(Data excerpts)
--------------------------------------------------
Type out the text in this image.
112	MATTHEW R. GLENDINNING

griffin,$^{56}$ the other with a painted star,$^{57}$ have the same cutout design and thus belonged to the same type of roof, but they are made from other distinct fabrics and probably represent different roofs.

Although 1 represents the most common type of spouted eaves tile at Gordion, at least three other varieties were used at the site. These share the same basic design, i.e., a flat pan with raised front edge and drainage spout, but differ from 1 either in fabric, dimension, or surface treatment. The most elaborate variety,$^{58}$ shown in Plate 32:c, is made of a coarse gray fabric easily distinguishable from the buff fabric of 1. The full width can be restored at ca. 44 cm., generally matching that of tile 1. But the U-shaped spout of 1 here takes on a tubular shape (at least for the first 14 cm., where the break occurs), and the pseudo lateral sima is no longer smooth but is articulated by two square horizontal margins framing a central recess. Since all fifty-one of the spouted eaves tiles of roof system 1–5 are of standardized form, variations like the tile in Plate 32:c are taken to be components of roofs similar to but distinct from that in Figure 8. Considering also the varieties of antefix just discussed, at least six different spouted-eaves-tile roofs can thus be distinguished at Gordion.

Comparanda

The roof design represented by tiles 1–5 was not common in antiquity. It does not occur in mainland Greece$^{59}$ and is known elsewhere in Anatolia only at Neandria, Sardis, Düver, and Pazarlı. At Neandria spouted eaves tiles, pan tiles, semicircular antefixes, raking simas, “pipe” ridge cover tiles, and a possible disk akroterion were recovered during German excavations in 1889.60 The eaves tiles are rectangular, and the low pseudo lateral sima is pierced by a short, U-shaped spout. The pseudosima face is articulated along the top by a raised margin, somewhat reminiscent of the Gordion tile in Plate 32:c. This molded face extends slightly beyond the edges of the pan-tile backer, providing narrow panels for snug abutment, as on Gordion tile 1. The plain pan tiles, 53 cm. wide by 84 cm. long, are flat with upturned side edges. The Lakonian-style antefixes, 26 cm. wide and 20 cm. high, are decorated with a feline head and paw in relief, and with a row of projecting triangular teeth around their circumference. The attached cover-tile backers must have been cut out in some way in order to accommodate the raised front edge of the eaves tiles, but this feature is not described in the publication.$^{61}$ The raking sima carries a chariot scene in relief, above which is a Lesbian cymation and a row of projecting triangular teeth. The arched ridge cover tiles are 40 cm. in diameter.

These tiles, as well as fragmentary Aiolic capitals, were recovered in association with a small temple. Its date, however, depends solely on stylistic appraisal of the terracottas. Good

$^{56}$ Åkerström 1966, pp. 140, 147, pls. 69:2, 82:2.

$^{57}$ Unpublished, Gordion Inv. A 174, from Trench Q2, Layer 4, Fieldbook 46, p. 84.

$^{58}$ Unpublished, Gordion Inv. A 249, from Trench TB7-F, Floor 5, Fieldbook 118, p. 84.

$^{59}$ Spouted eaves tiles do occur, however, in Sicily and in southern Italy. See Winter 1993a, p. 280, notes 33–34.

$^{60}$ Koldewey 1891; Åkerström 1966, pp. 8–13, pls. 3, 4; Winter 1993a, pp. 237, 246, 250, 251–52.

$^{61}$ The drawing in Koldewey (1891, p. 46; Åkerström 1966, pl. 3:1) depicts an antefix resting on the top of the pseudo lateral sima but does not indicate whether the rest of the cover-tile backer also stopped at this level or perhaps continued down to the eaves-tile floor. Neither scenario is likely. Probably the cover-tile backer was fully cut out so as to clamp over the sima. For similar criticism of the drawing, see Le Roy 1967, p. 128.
--------------------------------------------------
→ THE EXERCISE
Write out the data exactly as it stands.

→ OUTPUT
Type out the text in this image.
112	MATTHEW R. GLENDINNING

griffin,$^{56}$ the other with a painted star,$^{57}$ have the same cutout design and thus belonged to the same type of roof, but they are made from other distinct fabrics and probably represent different roofs.

Although 1 represents the most common type of spouted eaves tile at Gordion, at least three other varieties were used at the site. These share the same basic design, i.e., a flat pan with raised front edge and drainage spout, but differ from 1 either in fabric, dimension, or surface treatment. The most elaborate variety,$^{58}$ shown in Plate 32:c, is made of a coarse gray fabric easily distinguishable from the buff fabric of 1. The full width can be restored at ca. 44 cm., generally matching that of tile 1. But the U-shaped spout of 1 here takes on a tubular shape (at least for the first 14 cm., where the break occurs), and the pseudo lateral sima is no longer smooth but is articulated by two square horizontal margins framing a central recess. Since all fifty-one of the spouted eaves tiles of roof system 1–5 are of standardized form, variations like the tile in Plate 32:c are taken to be components of roofs similar to but distinct from that in Figure 8. Considering also the varieties of antefix just discussed, at least six different spouted-eaves-tile roofs can thus be distinguished at Gordion.

Comparanda

The roof design represented by tiles 1–5 was not common in antiquity. It does not occur in mainland Greece$^{59}$ and is known elsewhere in Anatolia only at Neandria, Sardis, Düver, and Pazarlı. At Neandria spouted eaves tiles, pan tiles, semicircular antefixes, raking simas, “pipe” ridge cover tiles, and a possible disk akroterion were recovered during German excavations in 1889.60 The eaves tiles are rectangular, and the low pseudo lateral sima is pierced by a short, U-shaped spout. The pseudosima face is articulated along the top by a raised margin, somewhat reminiscent of the Gordion tile in Plate 32:c. This molded face extends slightly beyond the edges of the pan-tile backer, providing narrow panels for snug abutment, as on Gordion tile 1. The plain pan tiles, 53 cm. wide by 84 cm. long, are flat with upturned side edges. The Lakonian-style antefixes, 26 cm. wide and 20 cm. high, are decorated with a feline head and paw in relief, and with a row of projecting triangular teeth around their circumference. The attached cover-tile backers must have been cut out in some way in order to accommodate the raised front edge of the eaves tiles, but this feature is not described in the publication.$^{61}$ The raking sima carries a chariot scene in relief, above which is a Lesbian cymation and a row of projecting triangular teeth. The arched ridge cover tiles are 40 cm. in diameter.

These tiles, as well as fragmentary Aiolic capitals, were recovered in association with a small temple. Its date, however, depends solely on stylistic appraisal of the terracottas. Good

$^{56}$ Åkerström 1966, pp. 140, 147, pls. 69:2, 82:2.

$^{57}$ Unpublished, Gordion Inv. A 174, from Trench Q2, Layer 4, Fieldbook 46, p. 84.

$^{58}$ Unpublished, Gordion Inv. A 249, from Trench TB7-F, Floor 5, Fieldbook 118, p. 84.

$^{59}$ Spouted eaves tiles do occur, however, in Sicily and in southern Italy. See Winter 1993a, p. 280, notes 33–34.

$^{60}$ Koldewey 1891; Åkerström 1966, pp. 8–13, pls. 3, 4; Winter 1993a, pp. 237, 246, 250, 251–52.

$^{61}$ The drawing in Koldewey (1891, p. 46; Åkerström 1966, pl. 3:1) depicts an antefix resting on the top of the pseudo lateral sima but does not indicate whether the rest of the cover-tile backer also stopped at this level or perhaps continued down to the eaves-tile floor. Neither scenario is likely. Probably the cover-tile backer was fully cut out so as to clamp over the sima. For similar criticism of the drawing, see Le Roy 1967, p. 128.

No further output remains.